start

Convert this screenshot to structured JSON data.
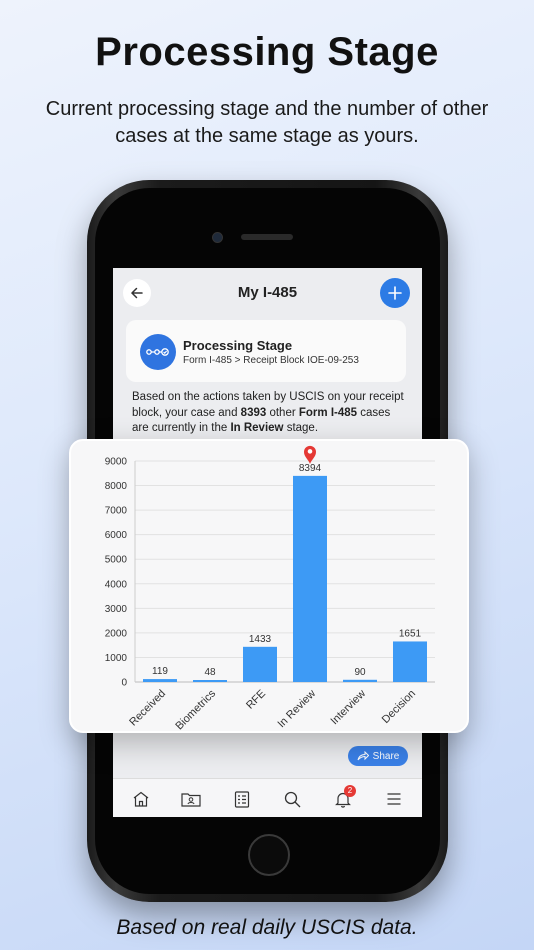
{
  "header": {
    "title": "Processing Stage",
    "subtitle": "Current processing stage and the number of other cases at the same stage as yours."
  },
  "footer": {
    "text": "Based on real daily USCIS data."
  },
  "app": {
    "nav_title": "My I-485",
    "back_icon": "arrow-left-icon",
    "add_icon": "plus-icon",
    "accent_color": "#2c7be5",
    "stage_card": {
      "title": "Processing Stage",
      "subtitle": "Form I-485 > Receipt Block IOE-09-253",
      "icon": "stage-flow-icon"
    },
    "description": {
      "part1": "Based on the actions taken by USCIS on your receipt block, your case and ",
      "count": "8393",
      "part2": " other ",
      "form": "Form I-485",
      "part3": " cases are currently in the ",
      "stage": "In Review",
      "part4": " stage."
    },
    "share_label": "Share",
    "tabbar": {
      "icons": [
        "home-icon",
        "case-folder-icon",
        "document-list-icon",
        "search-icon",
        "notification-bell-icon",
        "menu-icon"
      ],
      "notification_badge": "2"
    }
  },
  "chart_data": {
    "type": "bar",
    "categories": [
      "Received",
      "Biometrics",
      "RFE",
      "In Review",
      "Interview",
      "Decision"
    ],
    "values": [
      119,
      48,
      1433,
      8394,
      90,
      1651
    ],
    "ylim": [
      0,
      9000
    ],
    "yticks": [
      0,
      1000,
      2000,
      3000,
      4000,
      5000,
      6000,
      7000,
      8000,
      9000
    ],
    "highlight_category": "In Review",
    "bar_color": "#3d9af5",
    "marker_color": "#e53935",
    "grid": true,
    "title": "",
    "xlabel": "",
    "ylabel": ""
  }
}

end

▸ PROBLEM TO WORK ON
Every entry must be reproduced exactly, with the images left out.

▸ COMPLETED TASK
Convert this screenshot to structured JSON data.
{
  "header": {
    "title": "Processing Stage",
    "subtitle": "Current processing stage and the number of other cases at the same stage as yours."
  },
  "footer": {
    "text": "Based on real daily USCIS data."
  },
  "app": {
    "nav_title": "My I-485",
    "back_icon": "arrow-left-icon",
    "add_icon": "plus-icon",
    "accent_color": "#2c7be5",
    "stage_card": {
      "title": "Processing Stage",
      "subtitle": "Form I-485 > Receipt Block IOE-09-253",
      "icon": "stage-flow-icon"
    },
    "description": {
      "part1": "Based on the actions taken by USCIS on your receipt block, your case and ",
      "count": "8393",
      "part2": " other ",
      "form": "Form I-485",
      "part3": " cases are currently in the ",
      "stage": "In Review",
      "part4": " stage."
    },
    "share_label": "Share",
    "tabbar": {
      "icons": [
        "home-icon",
        "case-folder-icon",
        "document-list-icon",
        "search-icon",
        "notification-bell-icon",
        "menu-icon"
      ],
      "notification_badge": "2"
    }
  },
  "chart_data": {
    "type": "bar",
    "categories": [
      "Received",
      "Biometrics",
      "RFE",
      "In Review",
      "Interview",
      "Decision"
    ],
    "values": [
      119,
      48,
      1433,
      8394,
      90,
      1651
    ],
    "ylim": [
      0,
      9000
    ],
    "yticks": [
      0,
      1000,
      2000,
      3000,
      4000,
      5000,
      6000,
      7000,
      8000,
      9000
    ],
    "highlight_category": "In Review",
    "bar_color": "#3d9af5",
    "marker_color": "#e53935",
    "grid": true,
    "title": "",
    "xlabel": "",
    "ylabel": ""
  }
}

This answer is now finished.